## Task to carry out
Copy the records below exactly, leaving out every picture.

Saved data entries
########
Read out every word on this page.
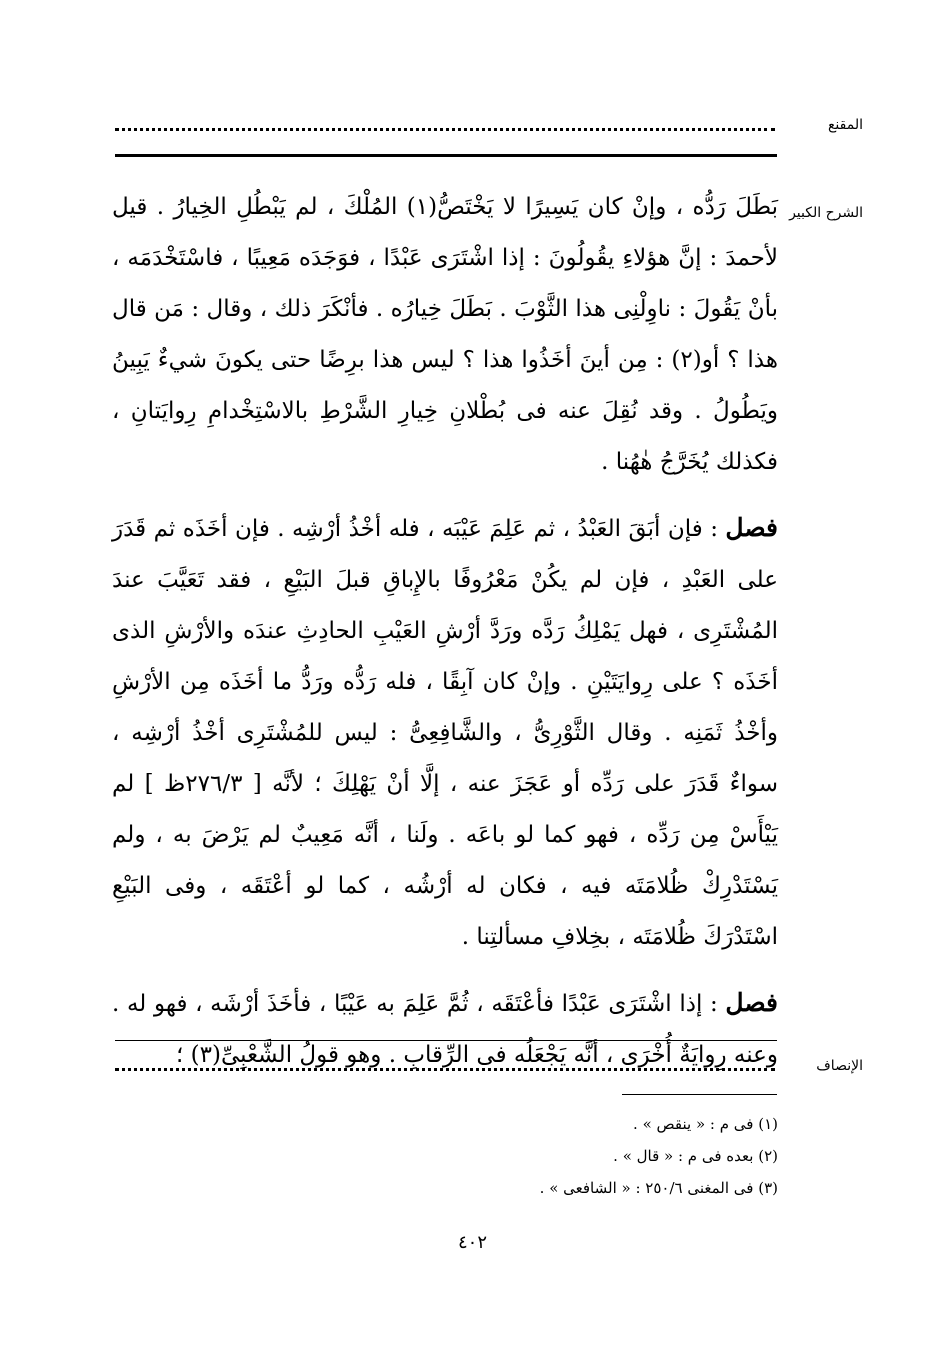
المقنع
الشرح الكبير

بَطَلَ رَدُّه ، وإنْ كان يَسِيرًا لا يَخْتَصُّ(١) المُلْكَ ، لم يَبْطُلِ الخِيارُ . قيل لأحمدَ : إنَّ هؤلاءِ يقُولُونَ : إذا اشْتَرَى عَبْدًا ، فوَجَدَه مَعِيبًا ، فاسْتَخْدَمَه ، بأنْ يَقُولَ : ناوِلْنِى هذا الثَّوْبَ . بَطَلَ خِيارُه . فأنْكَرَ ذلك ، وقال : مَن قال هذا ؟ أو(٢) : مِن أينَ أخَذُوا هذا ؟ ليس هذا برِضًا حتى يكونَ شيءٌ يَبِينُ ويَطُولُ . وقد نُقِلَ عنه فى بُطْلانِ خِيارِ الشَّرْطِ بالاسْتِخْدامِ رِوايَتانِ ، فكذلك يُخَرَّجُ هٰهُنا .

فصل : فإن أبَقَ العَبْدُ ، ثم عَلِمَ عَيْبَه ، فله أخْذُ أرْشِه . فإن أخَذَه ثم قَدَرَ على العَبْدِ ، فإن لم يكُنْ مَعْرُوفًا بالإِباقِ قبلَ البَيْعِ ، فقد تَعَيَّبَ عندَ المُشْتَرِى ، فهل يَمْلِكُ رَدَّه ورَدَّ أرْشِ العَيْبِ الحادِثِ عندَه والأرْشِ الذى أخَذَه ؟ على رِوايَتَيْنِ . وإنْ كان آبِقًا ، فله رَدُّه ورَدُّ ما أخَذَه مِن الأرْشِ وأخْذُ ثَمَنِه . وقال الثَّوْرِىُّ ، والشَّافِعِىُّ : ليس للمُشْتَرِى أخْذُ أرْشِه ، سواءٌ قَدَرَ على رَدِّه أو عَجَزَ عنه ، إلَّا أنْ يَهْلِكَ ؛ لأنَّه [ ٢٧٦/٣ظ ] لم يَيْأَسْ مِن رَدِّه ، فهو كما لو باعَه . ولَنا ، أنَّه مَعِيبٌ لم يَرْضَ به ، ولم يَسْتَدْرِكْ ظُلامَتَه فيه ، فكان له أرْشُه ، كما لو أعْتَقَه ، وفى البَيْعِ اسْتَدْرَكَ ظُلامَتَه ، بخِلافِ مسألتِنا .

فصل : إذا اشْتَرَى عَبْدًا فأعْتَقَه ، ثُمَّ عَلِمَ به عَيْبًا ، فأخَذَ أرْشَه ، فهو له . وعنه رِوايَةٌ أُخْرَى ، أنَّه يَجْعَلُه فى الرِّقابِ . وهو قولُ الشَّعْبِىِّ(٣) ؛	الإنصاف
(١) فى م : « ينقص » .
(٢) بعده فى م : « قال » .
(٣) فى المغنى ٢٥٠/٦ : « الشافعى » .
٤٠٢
########
## Solution to the problem
Read out every word on this page.
المقنع
الشرح الكبير

بَطَلَ رَدُّه ، وإنْ كان يَسِيرًا لا يَخْتَصُّ(١) المُلْكَ ، لم يَبْطُلِ الخِيارُ . قيل لأحمدَ : إنَّ هؤلاءِ يقُولُونَ : إذا اشْتَرَى عَبْدًا ، فوَجَدَه مَعِيبًا ، فاسْتَخْدَمَه ، بأنْ يَقُولَ : ناوِلْنِى هذا الثَّوْبَ . بَطَلَ خِيارُه . فأنْكَرَ ذلك ، وقال : مَن قال هذا ؟ أو(٢) : مِن أينَ أخَذُوا هذا ؟ ليس هذا برِضًا حتى يكونَ شيءٌ يَبِينُ ويَطُولُ . وقد نُقِلَ عنه فى بُطْلانِ خِيارِ الشَّرْطِ بالاسْتِخْدامِ رِوايَتانِ ، فكذلك يُخَرَّجُ هٰهُنا .

فصل : فإن أبَقَ العَبْدُ ، ثم عَلِمَ عَيْبَه ، فله أخْذُ أرْشِه . فإن أخَذَه ثم قَدَرَ على العَبْدِ ، فإن لم يكُنْ مَعْرُوفًا بالإِباقِ قبلَ البَيْعِ ، فقد تَعَيَّبَ عندَ المُشْتَرِى ، فهل يَمْلِكُ رَدَّه ورَدَّ أرْشِ العَيْبِ الحادِثِ عندَه والأرْشِ الذى أخَذَه ؟ على رِوايَتَيْنِ . وإنْ كان آبِقًا ، فله رَدُّه ورَدُّ ما أخَذَه مِن الأرْشِ وأخْذُ ثَمَنِه . وقال الثَّوْرِىُّ ، والشَّافِعِىُّ : ليس للمُشْتَرِى أخْذُ أرْشِه ، سواءٌ قَدَرَ على رَدِّه أو عَجَزَ عنه ، إلَّا أنْ يَهْلِكَ ؛ لأنَّه [ ٢٧٦/٣ظ ] لم يَيْأَسْ مِن رَدِّه ، فهو كما لو باعَه . ولَنا ، أنَّه مَعِيبٌ لم يَرْضَ به ، ولم يَسْتَدْرِكْ ظُلامَتَه فيه ، فكان له أرْشُه ، كما لو أعْتَقَه ، وفى البَيْعِ اسْتَدْرَكَ ظُلامَتَه ، بخِلافِ مسألتِنا .

فصل : إذا اشْتَرَى عَبْدًا فأعْتَقَه ، ثُمَّ عَلِمَ به عَيْبًا ، فأخَذَ أرْشَه ، فهو له . وعنه رِوايَةٌ أُخْرَى ، أنَّه يَجْعَلُه فى الرِّقابِ . وهو قولُ الشَّعْبِىِّ(٣) ؛	الإنصاف
(١) فى م : « ينقص » .
(٢) بعده فى م : « قال » .
(٣) فى المغنى ٢٥٠/٦ : « الشافعى » .
٤٠٢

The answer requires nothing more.